• TO DO:
Search the listing below for the string "Mevduat" and copy every line where it occurs.
--- begin TASK INPUTS ---
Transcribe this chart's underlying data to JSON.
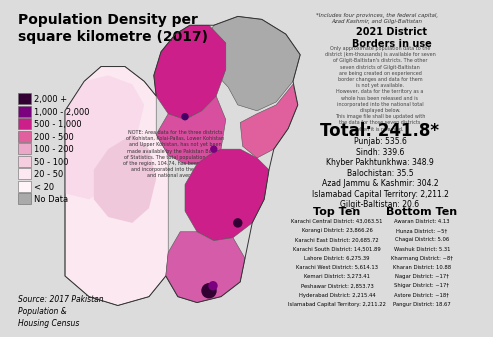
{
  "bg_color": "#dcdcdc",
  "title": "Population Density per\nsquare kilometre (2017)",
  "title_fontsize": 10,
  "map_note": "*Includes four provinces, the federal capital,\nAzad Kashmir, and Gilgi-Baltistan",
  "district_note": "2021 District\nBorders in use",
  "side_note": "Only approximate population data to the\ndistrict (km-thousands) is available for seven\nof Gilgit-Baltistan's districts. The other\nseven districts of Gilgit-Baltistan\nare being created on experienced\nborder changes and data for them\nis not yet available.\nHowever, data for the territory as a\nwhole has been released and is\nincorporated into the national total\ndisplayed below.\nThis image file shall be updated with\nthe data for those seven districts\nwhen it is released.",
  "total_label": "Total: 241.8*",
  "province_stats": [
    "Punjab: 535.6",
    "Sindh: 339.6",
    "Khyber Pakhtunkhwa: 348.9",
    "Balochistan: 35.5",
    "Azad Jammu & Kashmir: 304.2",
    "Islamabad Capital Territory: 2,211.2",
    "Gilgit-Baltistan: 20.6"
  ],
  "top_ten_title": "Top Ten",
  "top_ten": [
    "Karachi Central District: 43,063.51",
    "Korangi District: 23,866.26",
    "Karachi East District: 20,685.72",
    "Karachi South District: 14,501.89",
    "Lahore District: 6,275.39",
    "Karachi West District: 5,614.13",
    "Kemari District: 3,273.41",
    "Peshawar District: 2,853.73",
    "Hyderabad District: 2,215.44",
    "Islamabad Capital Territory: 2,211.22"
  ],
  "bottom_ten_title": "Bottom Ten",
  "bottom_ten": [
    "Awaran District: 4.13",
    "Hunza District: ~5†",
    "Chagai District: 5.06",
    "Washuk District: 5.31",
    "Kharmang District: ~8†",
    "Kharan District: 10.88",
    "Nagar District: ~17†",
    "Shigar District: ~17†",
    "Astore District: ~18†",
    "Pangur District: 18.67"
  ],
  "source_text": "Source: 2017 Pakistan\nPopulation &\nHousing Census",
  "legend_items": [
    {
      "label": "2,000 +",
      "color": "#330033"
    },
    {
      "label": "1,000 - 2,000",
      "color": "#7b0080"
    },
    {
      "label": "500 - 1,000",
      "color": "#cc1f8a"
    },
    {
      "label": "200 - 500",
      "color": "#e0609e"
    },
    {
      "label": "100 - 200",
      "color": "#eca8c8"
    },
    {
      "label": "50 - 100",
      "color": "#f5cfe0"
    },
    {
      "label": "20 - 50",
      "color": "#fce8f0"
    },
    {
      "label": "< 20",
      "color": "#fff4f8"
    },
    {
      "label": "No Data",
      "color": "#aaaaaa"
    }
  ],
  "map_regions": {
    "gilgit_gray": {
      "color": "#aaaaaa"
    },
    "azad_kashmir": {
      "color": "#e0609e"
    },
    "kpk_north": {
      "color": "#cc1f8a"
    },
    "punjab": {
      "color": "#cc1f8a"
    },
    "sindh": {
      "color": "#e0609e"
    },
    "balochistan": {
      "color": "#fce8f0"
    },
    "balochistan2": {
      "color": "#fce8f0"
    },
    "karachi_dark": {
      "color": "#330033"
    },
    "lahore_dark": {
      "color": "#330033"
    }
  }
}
--- end TASK INPUTS ---
--- begin TASK INPUTS ---
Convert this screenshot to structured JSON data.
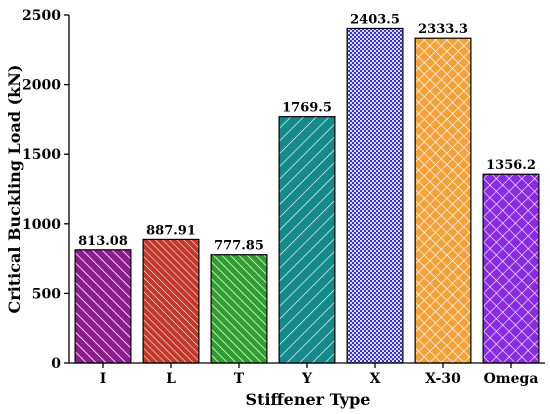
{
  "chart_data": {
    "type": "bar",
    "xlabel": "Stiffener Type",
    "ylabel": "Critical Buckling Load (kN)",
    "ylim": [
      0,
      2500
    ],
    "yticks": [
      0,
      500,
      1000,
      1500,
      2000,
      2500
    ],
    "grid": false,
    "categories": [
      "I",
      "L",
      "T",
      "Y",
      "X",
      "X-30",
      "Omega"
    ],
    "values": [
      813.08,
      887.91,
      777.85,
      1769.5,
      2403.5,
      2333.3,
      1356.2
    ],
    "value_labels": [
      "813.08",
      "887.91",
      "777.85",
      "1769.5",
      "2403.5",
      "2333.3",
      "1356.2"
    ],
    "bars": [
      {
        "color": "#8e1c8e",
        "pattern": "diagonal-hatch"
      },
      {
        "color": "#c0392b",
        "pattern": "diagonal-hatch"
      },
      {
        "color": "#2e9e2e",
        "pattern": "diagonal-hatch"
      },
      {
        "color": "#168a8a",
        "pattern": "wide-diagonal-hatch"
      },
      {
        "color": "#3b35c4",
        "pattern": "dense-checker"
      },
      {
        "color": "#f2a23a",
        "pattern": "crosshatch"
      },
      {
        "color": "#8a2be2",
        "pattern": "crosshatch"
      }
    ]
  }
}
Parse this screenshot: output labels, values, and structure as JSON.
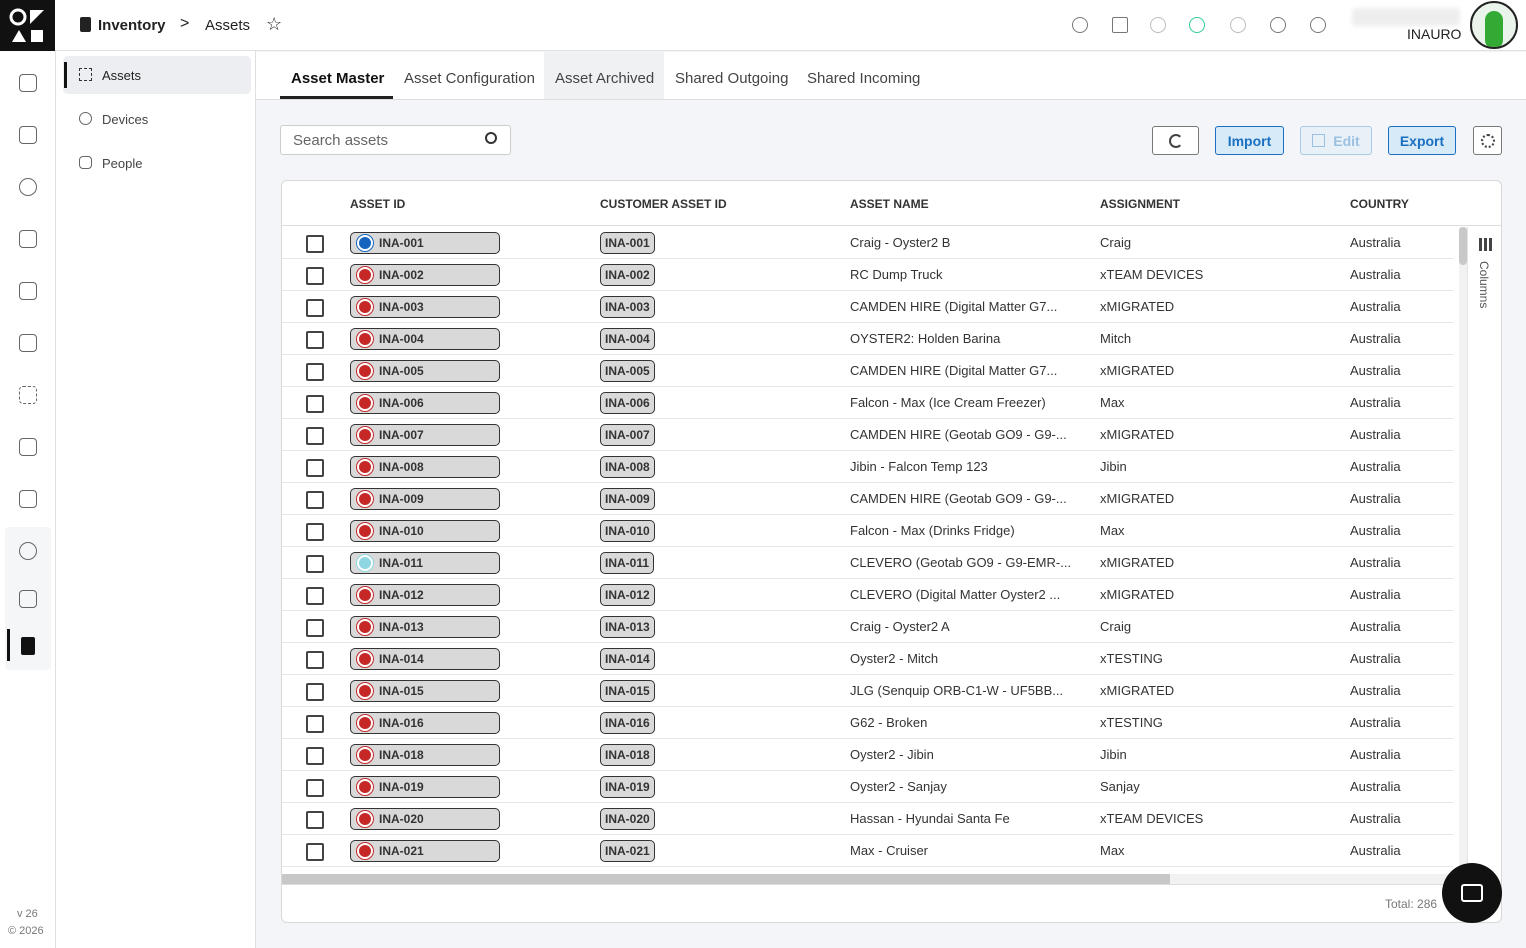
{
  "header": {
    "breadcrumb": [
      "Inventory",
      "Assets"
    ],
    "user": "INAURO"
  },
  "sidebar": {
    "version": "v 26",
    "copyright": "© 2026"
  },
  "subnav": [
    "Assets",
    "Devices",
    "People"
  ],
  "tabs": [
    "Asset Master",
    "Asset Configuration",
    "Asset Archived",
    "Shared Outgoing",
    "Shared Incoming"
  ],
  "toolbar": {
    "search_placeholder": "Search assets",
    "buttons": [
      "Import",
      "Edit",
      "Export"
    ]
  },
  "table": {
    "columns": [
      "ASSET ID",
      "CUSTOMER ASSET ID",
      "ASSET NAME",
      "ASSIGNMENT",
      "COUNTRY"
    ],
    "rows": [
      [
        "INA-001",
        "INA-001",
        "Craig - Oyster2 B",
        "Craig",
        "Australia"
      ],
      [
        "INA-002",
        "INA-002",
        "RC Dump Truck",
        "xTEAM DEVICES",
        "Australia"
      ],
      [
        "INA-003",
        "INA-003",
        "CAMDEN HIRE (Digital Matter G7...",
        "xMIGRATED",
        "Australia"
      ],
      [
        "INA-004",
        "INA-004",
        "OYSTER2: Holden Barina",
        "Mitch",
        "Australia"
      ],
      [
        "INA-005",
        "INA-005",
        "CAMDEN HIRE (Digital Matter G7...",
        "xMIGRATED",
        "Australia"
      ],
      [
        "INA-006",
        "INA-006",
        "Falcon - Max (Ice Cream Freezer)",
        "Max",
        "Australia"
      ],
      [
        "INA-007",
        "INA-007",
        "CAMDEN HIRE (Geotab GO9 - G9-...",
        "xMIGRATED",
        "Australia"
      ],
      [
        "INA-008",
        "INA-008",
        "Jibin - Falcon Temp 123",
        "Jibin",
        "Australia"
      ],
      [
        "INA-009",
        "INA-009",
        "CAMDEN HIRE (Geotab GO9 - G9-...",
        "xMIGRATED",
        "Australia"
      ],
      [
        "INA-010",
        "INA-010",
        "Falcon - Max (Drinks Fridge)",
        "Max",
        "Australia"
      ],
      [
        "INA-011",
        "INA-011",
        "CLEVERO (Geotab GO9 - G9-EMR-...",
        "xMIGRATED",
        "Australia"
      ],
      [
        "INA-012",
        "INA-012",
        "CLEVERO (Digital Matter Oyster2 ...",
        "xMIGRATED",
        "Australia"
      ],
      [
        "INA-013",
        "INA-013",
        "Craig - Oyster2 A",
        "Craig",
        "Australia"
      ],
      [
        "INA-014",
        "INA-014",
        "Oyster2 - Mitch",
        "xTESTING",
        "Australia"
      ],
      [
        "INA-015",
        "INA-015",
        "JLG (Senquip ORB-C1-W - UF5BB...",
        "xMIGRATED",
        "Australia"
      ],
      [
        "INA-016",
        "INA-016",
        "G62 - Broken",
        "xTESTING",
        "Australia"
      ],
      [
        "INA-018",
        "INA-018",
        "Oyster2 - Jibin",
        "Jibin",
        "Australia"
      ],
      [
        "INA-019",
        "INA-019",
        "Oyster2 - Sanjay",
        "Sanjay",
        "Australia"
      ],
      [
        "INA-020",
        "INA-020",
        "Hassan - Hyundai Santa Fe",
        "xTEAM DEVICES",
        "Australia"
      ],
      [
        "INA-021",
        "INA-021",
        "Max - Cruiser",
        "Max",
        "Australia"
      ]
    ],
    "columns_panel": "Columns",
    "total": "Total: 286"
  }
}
--- end TASK INPUTS ---
--- begin TASK INPUTS ---
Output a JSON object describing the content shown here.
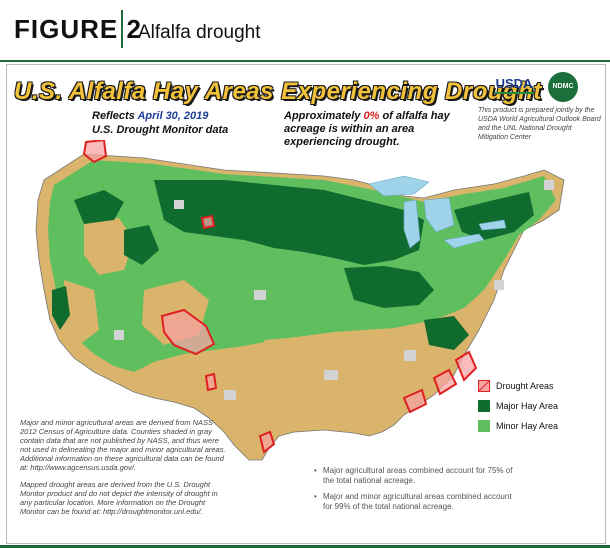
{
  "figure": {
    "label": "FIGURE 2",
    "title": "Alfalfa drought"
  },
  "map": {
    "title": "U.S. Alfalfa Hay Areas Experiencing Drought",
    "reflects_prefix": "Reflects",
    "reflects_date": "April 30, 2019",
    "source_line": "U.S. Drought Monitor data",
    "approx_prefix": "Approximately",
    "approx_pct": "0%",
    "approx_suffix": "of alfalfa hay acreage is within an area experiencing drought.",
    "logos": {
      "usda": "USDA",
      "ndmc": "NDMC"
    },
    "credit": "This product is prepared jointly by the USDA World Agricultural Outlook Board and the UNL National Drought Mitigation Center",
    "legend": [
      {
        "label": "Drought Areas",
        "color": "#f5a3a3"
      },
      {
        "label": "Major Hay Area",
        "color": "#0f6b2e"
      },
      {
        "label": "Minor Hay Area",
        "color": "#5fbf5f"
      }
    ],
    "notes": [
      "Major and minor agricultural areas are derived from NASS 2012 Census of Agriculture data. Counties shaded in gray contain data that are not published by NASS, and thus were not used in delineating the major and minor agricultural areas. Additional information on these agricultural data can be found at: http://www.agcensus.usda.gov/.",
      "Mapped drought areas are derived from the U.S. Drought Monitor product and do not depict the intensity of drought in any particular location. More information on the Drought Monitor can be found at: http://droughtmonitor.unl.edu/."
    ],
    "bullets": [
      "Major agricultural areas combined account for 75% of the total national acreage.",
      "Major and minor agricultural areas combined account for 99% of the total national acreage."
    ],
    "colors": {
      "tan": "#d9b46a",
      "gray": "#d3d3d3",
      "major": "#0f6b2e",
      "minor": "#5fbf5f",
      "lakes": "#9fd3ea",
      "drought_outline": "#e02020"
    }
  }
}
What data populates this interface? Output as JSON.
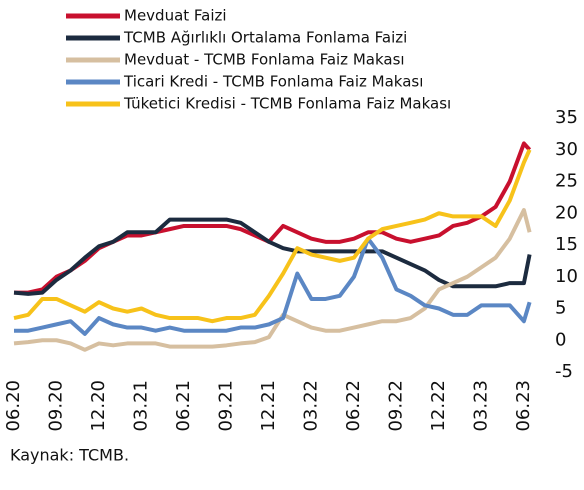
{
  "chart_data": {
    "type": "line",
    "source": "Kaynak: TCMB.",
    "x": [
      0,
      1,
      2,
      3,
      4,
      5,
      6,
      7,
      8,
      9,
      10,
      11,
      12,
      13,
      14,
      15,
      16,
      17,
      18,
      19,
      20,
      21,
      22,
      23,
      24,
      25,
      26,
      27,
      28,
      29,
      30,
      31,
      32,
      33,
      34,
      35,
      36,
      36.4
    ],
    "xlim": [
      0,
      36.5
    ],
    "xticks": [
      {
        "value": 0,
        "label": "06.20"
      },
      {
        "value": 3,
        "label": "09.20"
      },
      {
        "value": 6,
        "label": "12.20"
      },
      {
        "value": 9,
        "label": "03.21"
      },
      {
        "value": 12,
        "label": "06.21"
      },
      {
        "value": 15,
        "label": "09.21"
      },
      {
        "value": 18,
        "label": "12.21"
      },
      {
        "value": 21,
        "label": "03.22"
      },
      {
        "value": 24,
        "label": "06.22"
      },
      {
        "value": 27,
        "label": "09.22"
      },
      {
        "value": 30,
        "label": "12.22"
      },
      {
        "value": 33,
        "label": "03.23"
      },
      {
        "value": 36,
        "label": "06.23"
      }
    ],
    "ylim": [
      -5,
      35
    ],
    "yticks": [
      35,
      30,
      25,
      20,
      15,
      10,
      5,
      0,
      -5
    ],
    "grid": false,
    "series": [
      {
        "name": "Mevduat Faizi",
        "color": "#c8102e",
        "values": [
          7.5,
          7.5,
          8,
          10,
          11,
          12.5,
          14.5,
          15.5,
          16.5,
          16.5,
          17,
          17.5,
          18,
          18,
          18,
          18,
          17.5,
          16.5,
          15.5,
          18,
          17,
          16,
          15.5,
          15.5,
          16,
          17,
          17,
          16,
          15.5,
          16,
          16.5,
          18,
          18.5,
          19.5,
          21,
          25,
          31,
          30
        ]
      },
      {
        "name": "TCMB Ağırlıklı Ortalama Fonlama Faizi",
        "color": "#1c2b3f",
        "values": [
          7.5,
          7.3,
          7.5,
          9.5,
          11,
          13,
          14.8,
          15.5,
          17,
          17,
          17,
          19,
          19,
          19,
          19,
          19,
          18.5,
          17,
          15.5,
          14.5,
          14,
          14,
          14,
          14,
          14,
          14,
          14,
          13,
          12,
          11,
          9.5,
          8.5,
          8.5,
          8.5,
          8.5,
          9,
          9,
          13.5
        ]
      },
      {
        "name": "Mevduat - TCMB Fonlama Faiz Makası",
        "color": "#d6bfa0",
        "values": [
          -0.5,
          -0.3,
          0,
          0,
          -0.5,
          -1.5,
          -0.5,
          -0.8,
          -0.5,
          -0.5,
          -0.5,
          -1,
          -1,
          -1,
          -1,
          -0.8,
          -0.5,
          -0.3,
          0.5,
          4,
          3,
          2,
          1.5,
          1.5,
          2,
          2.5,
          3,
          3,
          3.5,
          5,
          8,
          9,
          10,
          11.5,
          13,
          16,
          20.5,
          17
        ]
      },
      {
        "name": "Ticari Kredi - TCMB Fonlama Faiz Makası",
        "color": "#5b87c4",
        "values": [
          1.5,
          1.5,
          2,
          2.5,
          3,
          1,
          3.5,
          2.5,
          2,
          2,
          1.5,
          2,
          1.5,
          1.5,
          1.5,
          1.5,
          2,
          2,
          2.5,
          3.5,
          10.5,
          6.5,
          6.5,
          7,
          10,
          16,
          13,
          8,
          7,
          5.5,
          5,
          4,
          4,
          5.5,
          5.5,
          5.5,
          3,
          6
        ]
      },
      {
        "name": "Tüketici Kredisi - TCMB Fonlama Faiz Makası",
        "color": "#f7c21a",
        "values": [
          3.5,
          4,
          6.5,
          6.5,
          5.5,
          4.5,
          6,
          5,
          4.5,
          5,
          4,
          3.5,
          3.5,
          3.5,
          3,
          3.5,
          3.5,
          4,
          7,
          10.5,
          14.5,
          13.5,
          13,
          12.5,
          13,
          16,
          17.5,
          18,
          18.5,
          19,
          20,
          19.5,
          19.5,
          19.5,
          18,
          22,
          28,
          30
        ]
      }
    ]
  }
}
--- end TASK INPUTS ---
• SOLUTION TO THE PROBLEM:
        "name": "Mevduat Faizi",
        "name": "Mevduat - TCMB Fonlama Faiz Makası",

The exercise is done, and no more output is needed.